GOAL OF THE EXERCISE: Make an exact copy of the listing below.
-=-=-
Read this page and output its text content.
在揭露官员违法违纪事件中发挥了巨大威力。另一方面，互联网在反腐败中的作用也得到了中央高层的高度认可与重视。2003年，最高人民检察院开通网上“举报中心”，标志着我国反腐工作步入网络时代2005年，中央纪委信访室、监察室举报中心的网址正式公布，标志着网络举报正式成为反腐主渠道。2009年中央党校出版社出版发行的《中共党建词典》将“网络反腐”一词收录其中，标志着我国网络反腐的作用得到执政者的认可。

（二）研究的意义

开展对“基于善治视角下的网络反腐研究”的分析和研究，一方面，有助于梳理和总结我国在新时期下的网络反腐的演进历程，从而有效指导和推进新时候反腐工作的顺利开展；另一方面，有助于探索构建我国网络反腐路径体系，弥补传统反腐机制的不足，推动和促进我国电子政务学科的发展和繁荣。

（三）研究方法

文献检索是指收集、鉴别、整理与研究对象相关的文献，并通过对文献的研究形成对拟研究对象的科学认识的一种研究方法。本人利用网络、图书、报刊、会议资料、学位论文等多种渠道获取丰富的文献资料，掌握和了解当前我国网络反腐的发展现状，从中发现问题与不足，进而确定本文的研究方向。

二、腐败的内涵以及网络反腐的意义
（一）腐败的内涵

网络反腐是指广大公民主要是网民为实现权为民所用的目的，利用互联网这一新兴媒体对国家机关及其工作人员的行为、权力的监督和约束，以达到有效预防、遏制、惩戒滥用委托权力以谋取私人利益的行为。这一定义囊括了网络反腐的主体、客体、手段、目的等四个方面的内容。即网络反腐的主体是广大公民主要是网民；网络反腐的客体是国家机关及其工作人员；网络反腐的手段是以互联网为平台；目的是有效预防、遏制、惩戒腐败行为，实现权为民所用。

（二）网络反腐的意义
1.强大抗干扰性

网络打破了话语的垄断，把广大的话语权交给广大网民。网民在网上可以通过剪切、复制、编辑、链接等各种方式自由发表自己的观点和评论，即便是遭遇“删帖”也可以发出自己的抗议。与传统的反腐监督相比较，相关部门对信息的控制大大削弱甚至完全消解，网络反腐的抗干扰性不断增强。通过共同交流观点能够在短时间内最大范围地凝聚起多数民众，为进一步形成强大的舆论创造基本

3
-=-=-
FINISHED TASK:
Read this page and output its text content.
在揭露官员违法违纪事件中发挥了巨大威力。另一方面，互联网在反腐败中的作用也得到了中央高层的高度认可与重视。2003年，最高人民检察院开通网上“举报中心”，标志着我国反腐工作步入网络时代2005年，中央纪委信访室、监察室举报中心的网址正式公布，标志着网络举报正式成为反腐主渠道。2009年中央党校出版社出版发行的《中共党建词典》将“网络反腐”一词收录其中，标志着我国网络反腐的作用得到执政者的认可。

（二）研究的意义

开展对“基于善治视角下的网络反腐研究”的分析和研究，一方面，有助于梳理和总结我国在新时期下的网络反腐的演进历程，从而有效指导和推进新时候反腐工作的顺利开展；另一方面，有助于探索构建我国网络反腐路径体系，弥补传统反腐机制的不足，推动和促进我国电子政务学科的发展和繁荣。

（三）研究方法

文献检索是指收集、鉴别、整理与研究对象相关的文献，并通过对文献的研究形成对拟研究对象的科学认识的一种研究方法。本人利用网络、图书、报刊、会议资料、学位论文等多种渠道获取丰富的文献资料，掌握和了解当前我国网络反腐的发展现状，从中发现问题与不足，进而确定本文的研究方向。

二、腐败的内涵以及网络反腐的意义
（一）腐败的内涵

网络反腐是指广大公民主要是网民为实现权为民所用的目的，利用互联网这一新兴媒体对国家机关及其工作人员的行为、权力的监督和约束，以达到有效预防、遏制、惩戒滥用委托权力以谋取私人利益的行为。这一定义囊括了网络反腐的主体、客体、手段、目的等四个方面的内容。即网络反腐的主体是广大公民主要是网民；网络反腐的客体是国家机关及其工作人员；网络反腐的手段是以互联网为平台；目的是有效预防、遏制、惩戒腐败行为，实现权为民所用。

（二）网络反腐的意义
1.强大抗干扰性

网络打破了话语的垄断，把广大的话语权交给广大网民。网民在网上可以通过剪切、复制、编辑、链接等各种方式自由发表自己的观点和评论，即便是遭遇“删帖”也可以发出自己的抗议。与传统的反腐监督相比较，相关部门对信息的控制大大削弱甚至完全消解，网络反腐的抗干扰性不断增强。通过共同交流观点能够在短时间内最大范围地凝聚起多数民众，为进一步形成强大的舆论创造基本

3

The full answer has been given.